◆ DATA IN THIS EXERCISE:
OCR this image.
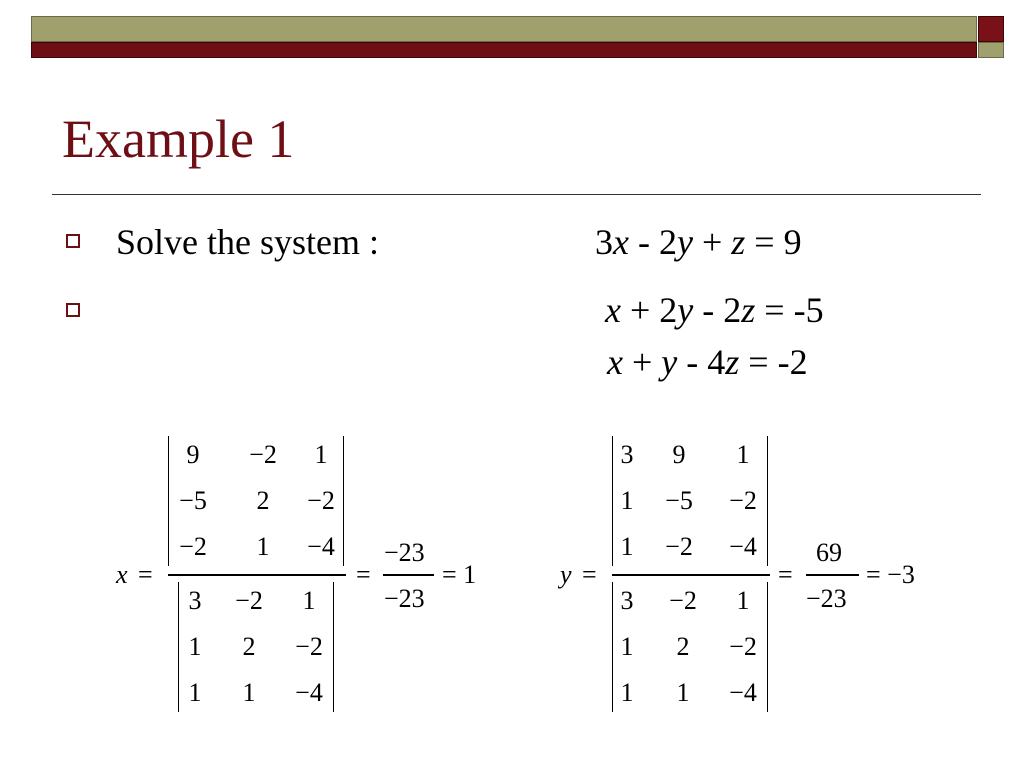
Example 1
Solve the system :	3x - 2y + z = 9
x + 2y - 2z = -5
x + y - 4z = -2
x =
9 −2 1
−5 2 −2
−2 1 −4
3 −2 1
1 2 −2
1 1 −4
=
−23
−23
= 1	y =
3 9 1
1 −5 −2
1 −2 −4
3 −2 1
1 2 −2
1 1 −4
=
69
−23
= −3
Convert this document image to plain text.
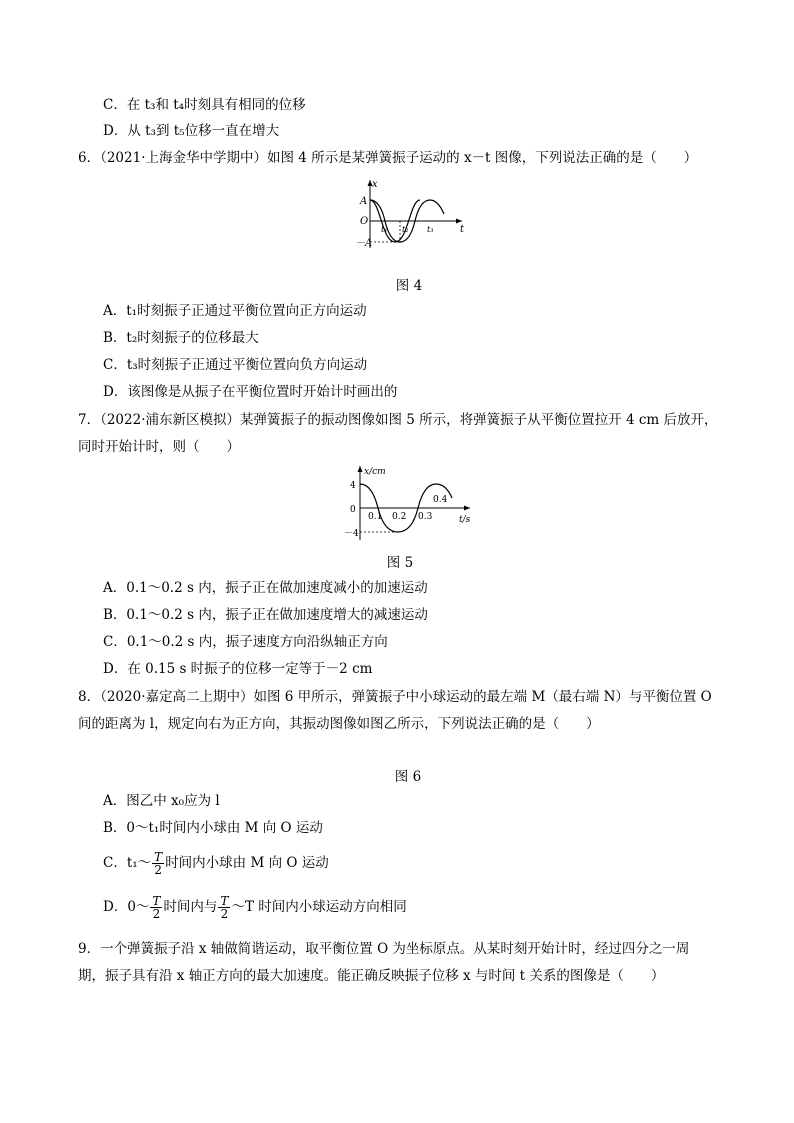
C．在 t₃和 t₄时刻具有相同的位移
D．从 t₃到 t₅位移一直在增大
6．（2021·上海金华中学期中）如图 4 所示是某弹簧振子运动的 x－t 图像，下列说法正确的是（　　）
x
t
A
－A
O
t₁ t₂ t₃
图 4
A．t₁时刻振子正通过平衡位置向正方向运动
B．t₂时刻振子的位移最大
C．t₃时刻振子正通过平衡位置向负方向运动
D．该图像是从振子在平衡位置时开始计时画出的
7．（2022·浦东新区模拟）某弹簧振子的振动图像如图 5 所示，将弹簧振子从平衡位置拉开 4 cm 后放开，
同时开始计时，则（　　）
x/cm
t/s
4
0
－4
0.1 0.2 0.3
0.4
图 5
A．0.1～0.2 s 内，振子正在做加速度减小的加速运动
B．0.1～0.2 s 内，振子正在做加速度增大的减速运动
C．0.1～0.2 s 内，振子速度方向沿纵轴正方向
D．在 0.15 s 时振子的位移一定等于－2 cm
8．（2020·嘉定高二上期中）如图 6 甲所示，弹簧振子中小球运动的最左端 M（最右端 N）与平衡位置 O
间的距离为 l，规定向右为正方向，其振动图像如图乙所示，下列说法正确的是（　　）
图 6
A．图乙中 x₀应为 l
B．0～t₁时间内小球由 M 向 O 运动
C．t₁～ $\frac{T}{2}$ 时间内小球由 M 向 O 运动
D．0～ $\frac{T}{2}$ 时间内与 $\frac{T}{2}$ ～T 时间内小球运动方向相同
9．一个弹簧振子沿 x 轴做简谐运动，取平衡位置 O 为坐标原点。从某时刻开始计时，经过四分之一周
期，振子具有沿 x 轴正方向的最大加速度。能正确反映振子位移 x 与时间 t 关系的图像是（　　）
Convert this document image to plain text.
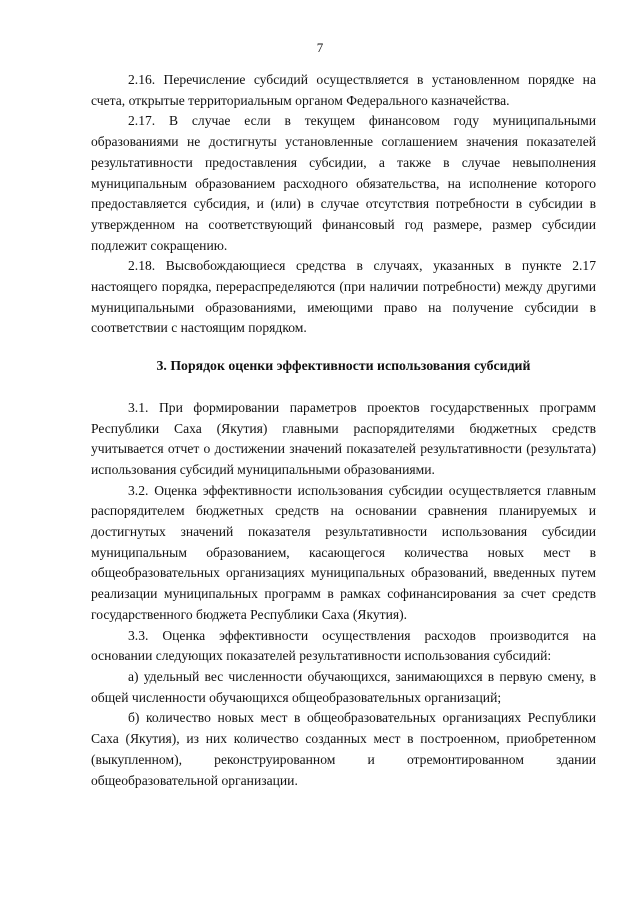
7

2.16. Перечисление субсидий осуществляется в установленном порядке на счета, открытые территориальным органом Федерального казначейства.

2.17. В случае если в текущем финансовом году муниципальными образованиями не достигнуты установленные соглашением значения показателей результативности предоставления субсидии, а также в случае невыполнения муниципальным образованием расходного обязательства, на исполнение которого предоставляется субсидия, и (или) в случае отсутствия потребности в субсидии в утвержденном на соответствующий финансовый год размере, размер субсидии подлежит сокращению.

2.18. Высвобождающиеся средства в случаях, указанных в пункте 2.17 настоящего порядка, перераспределяются (при наличии потребности) между другими муниципальными образованиями, имеющими право на получение субсидии в соответствии с настоящим порядком.

3. Порядок оценки эффективности использования субсидий

3.1. При формировании параметров проектов государственных программ Республики Саха (Якутия) главными распорядителями бюджетных средств учитывается отчет о достижении значений показателей результативности (результата) использования субсидий муниципальными образованиями.

3.2. Оценка эффективности использования субсидии осуществляется главным распорядителем бюджетных средств на основании сравнения планируемых и достигнутых значений показателя результативности использования субсидии муниципальным образованием, касающегося количества новых мест в общеобразовательных организациях муниципальных образований, введенных путем реализации муниципальных программ в рамках софинансирования за счет средств государственного бюджета Республики Саха (Якутия).

3.3. Оценка эффективности осуществления расходов производится на основании следующих показателей результативности использования субсидий:

а) удельный вес численности обучающихся, занимающихся в первую смену, в общей численности обучающихся общеобразовательных организаций;

б) количество новых мест в общеобразовательных организациях Республики Саха (Якутия), из них количество созданных мест в построенном, приобретенном (выкупленном), реконструированном и отремонтированном здании общеобразовательной организации.
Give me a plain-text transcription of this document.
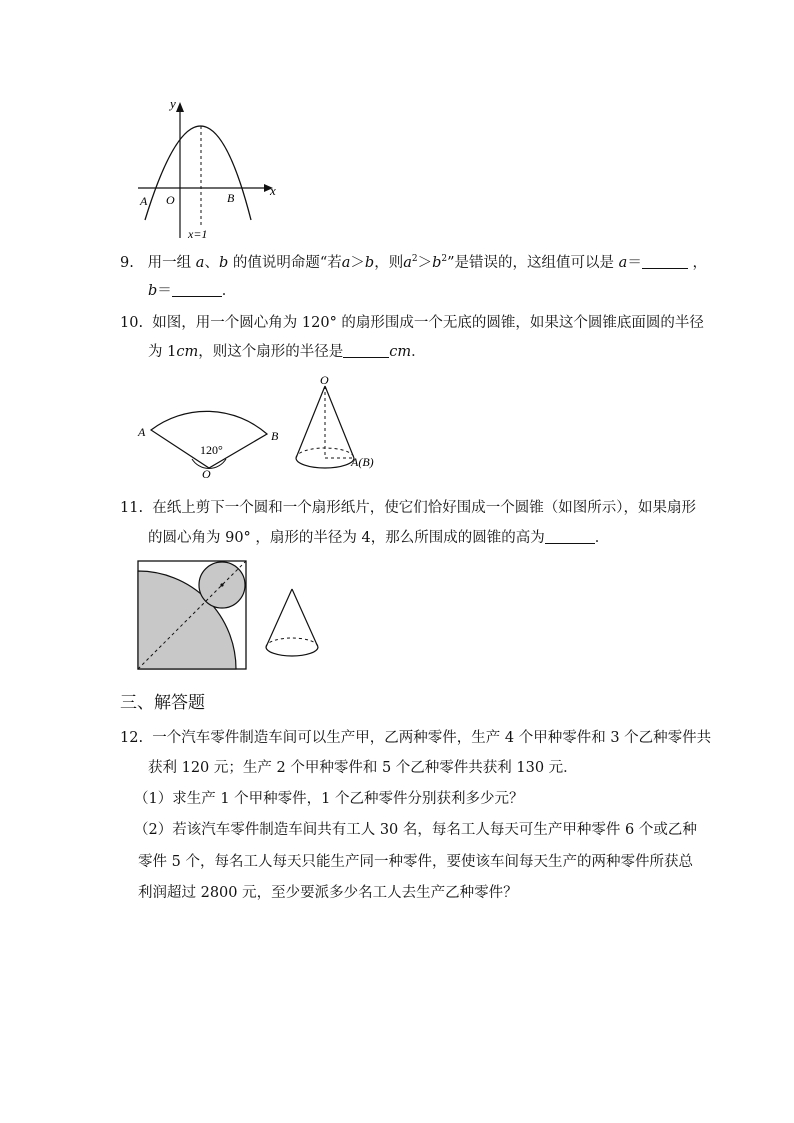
y
x
O
A	B
x=1
9. 用一组 a、b 的值说明命题“若a＞b，则$a^2>b^2$”是错误的，这组值可以是 a＝	，
b＝	．
10. 如图，用一个圆心角为 120° 的扇形围成一个无底的圆锥，如果这个圆锥底面圆的半径
为 1cm，则这个扇形的半径是	cm．
A	B
O
120°
O
A(B)
11. 在纸上剪下一个圆和一个扇形纸片，使它们恰好围成一个圆锥（如图所示），如果扇形
的圆心角为 90° ，扇形的半径为 4，那么所围成的圆锥的高为	．
三、解答题
12. 一个汽车零件制造车间可以生产甲，乙两种零件，生产 4 个甲种零件和 3 个乙种零件共
获利 120 元；生产 2 个甲种零件和 5 个乙种零件共获利 130 元．
（1）求生产 1 个甲种零件，1 个乙种零件分别获利多少元？
（2）若该汽车零件制造车间共有工人 30 名，每名工人每天可生产甲种零件 6 个或乙种
零件 5 个，每名工人每天只能生产同一种零件，要使该车间每天生产的两种零件所获总
利润超过 2800 元，至少要派多少名工人去生产乙种零件？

◆ EXERCISE DETAILS: Transcribe every line from the records above without alteration, and leave out the images.

◆ RESPONSE:
OCR this image.
Example 1
Solve the system :	3x - 2y + z = 9
x + 2y - 2z = -5
x + y - 4z = -2
x =
9 −2 1
−5 2 −2
−2 1 −4
3 −2 1
1 2 −2
1 1 −4
=
−23
−23
= 1	y =
3 9 1
1 −5 −2
1 −2 −4
3 −2 1
1 2 −2
1 1 −4
=
69
−23
= −3
Convert this document image to plain text.
C．在 t₃和 t₄时刻具有相同的位移
D．从 t₃到 t₅位移一直在增大
6．（2021·上海金华中学期中）如图 4 所示是某弹簧振子运动的 x－t 图像，下列说法正确的是（　　）
x
t
A
－A
O
t₁ t₂ t₃
图 4
A．t₁时刻振子正通过平衡位置向正方向运动
B．t₂时刻振子的位移最大
C．t₃时刻振子正通过平衡位置向负方向运动
D．该图像是从振子在平衡位置时开始计时画出的
7．（2022·浦东新区模拟）某弹簧振子的振动图像如图 5 所示，将弹簧振子从平衡位置拉开 4 cm 后放开，
同时开始计时，则（　　）
x/cm
t/s
4
0
－4
0.1 0.2 0.3
0.4
图 5
A．0.1～0.2 s 内，振子正在做加速度减小的加速运动
B．0.1～0.2 s 内，振子正在做加速度增大的减速运动
C．0.1～0.2 s 内，振子速度方向沿纵轴正方向
D．在 0.15 s 时振子的位移一定等于－2 cm
8．（2020·嘉定高二上期中）如图 6 甲所示，弹簧振子中小球运动的最左端 M（最右端 N）与平衡位置 O
间的距离为 l，规定向右为正方向，其振动图像如图乙所示，下列说法正确的是（　　）
图 6
A．图乙中 x₀应为 l
B．0～t₁时间内小球由 M 向 O 运动
C．t₁～ $\frac{T}{2}$ 时间内小球由 M 向 O 运动
D．0～ $\frac{T}{2}$ 时间内与 $\frac{T}{2}$ ～T 时间内小球运动方向相同
9．一个弹簧振子沿 x 轴做简谐运动，取平衡位置 O 为坐标原点。从某时刻开始计时，经过四分之一周
期，振子具有沿 x 轴正方向的最大加速度。能正确反映振子位移 x 与时间 t 关系的图像是（　　）
Convert this document image to plain text.
7

2.16. Перечисление субсидий осуществляется в установленном порядке на счета, открытые территориальным органом Федерального казначейства.

2.17. В случае если в текущем финансовом году муниципальными образованиями не достигнуты установленные соглашением значения показателей результативности предоставления субсидии, а также в случае невыполнения муниципальным образованием расходного обязательства, на исполнение которого предоставляется субсидия, и (или) в случае отсутствия потребности в субсидии в утвержденном на соответствующий финансовый год размере, размер субсидии подлежит сокращению.

2.18. Высвобождающиеся средства в случаях, указанных в пункте 2.17 настоящего порядка, перераспределяются (при наличии потребности) между другими муниципальными образованиями, имеющими право на получение субсидии в соответствии с настоящим порядком.

3. Порядок оценки эффективности использования субсидий

3.1. При формировании параметров проектов государственных программ Республики Саха (Якутия) главными распорядителями бюджетных средств учитывается отчет о достижении значений показателей результативности (результата) использования субсидий муниципальными образованиями.

3.2. Оценка эффективности использования субсидии осуществляется главным распорядителем бюджетных средств на основании сравнения планируемых и достигнутых значений показателя результативности использования субсидии муниципальным образованием, касающегося количества новых мест в общеобразовательных организациях муниципальных образований, введенных путем реализации муниципальных программ в рамках софинансирования за счет средств государственного бюджета Республики Саха (Якутия).

3.3. Оценка эффективности осуществления расходов производится на основании следующих показателей результативности использования субсидий:

а) удельный вес численности обучающихся, занимающихся в первую смену, в общей численности обучающихся общеобразовательных организаций;

б) количество новых мест в общеобразовательных организациях Республики Саха (Якутия), из них количество созданных мест в построенном, приобретенном (выкупленном), реконструированном и отремонтированном здании общеобразовательной организации.
Give me a plain-text transcription of this document.
y
x
O
A	B
x=1
9. 用一组 a、b 的值说明命题“若a＞b，则$a^2>b^2$”是错误的，这组值可以是 a＝	，
b＝	．
10. 如图，用一个圆心角为 120° 的扇形围成一个无底的圆锥，如果这个圆锥底面圆的半径
为 1cm，则这个扇形的半径是	cm．
A	B
O
120°
O
A(B)
11. 在纸上剪下一个圆和一个扇形纸片，使它们恰好围成一个圆锥（如图所示），如果扇形
的圆心角为 90° ，扇形的半径为 4，那么所围成的圆锥的高为	．
三、解答题
12. 一个汽车零件制造车间可以生产甲，乙两种零件，生产 4 个甲种零件和 3 个乙种零件共
获利 120 元；生产 2 个甲种零件和 5 个乙种零件共获利 130 元．
（1）求生产 1 个甲种零件，1 个乙种零件分别获利多少元？
（2）若该汽车零件制造车间共有工人 30 名，每名工人每天可生产甲种零件 6 个或乙种
零件 5 个，每名工人每天只能生产同一种零件，要使该车间每天生产的两种零件所获总
利润超过 2800 元，至少要派多少名工人去生产乙种零件？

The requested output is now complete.